--- BEGIN Input rows ---
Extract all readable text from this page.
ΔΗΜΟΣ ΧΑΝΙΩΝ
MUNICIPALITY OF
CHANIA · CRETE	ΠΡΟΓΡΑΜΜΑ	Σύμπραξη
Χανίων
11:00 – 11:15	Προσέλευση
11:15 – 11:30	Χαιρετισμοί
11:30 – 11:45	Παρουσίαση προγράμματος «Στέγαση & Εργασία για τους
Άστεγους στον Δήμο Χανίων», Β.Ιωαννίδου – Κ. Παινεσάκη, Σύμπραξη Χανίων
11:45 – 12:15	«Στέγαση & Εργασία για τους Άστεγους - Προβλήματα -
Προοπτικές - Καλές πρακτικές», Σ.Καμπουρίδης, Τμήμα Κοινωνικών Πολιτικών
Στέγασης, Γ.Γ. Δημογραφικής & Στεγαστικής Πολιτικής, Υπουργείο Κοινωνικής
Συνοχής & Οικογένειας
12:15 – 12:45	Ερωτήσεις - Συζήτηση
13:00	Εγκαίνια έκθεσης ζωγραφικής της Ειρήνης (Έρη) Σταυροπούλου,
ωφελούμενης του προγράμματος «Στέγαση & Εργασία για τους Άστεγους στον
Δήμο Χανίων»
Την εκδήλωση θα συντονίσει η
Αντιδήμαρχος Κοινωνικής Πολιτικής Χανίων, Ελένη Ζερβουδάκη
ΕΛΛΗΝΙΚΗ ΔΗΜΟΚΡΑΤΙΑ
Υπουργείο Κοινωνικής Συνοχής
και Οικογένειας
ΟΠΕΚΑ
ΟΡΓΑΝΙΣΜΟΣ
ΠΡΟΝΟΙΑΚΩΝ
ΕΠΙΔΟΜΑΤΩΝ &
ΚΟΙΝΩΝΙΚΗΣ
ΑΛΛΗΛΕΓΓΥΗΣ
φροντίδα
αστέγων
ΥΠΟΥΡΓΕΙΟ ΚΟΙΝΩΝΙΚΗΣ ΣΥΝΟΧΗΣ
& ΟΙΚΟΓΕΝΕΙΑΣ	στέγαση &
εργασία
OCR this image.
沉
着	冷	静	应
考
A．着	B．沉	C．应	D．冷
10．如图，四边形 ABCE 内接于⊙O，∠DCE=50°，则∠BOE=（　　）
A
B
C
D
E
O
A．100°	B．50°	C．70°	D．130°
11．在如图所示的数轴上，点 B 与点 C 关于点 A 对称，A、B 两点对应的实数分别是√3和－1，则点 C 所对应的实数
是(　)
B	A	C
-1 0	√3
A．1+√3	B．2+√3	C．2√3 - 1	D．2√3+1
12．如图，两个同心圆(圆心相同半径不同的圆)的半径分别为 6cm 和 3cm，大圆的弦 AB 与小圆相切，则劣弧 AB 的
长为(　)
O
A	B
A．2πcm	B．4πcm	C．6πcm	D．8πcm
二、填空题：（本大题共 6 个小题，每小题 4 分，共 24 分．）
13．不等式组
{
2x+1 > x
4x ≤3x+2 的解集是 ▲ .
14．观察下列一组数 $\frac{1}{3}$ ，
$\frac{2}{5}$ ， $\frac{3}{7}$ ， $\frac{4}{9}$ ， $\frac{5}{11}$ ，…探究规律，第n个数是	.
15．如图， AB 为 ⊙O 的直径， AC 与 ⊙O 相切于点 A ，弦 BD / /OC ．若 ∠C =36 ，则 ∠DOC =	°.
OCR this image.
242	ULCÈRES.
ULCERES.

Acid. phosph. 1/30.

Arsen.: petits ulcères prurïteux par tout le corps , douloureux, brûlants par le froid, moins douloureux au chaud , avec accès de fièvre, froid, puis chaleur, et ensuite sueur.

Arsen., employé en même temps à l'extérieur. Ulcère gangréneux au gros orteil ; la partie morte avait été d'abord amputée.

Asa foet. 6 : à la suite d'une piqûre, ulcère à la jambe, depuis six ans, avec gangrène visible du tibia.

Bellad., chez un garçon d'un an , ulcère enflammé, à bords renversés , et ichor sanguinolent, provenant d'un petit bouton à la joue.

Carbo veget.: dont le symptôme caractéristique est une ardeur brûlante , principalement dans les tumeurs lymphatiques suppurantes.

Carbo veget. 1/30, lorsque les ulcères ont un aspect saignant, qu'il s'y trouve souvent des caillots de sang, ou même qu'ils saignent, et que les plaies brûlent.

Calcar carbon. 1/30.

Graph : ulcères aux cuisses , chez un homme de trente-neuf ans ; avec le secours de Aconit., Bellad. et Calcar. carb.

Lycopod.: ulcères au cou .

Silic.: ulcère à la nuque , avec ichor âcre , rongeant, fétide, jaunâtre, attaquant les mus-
--- END Input rows ---
Copy every line of the entries above in which "ichor" occurs.

* Exercise output *
Bellad., chez un garçon d'un an , ulcère enflammé, à bords renversés , et ichor sanguinolent, provenant d'un petit bouton à la joue.
Silic.: ulcère à la nuque , avec ichor âcre , rongeant, fétide, jaunâtre, attaquant les mus-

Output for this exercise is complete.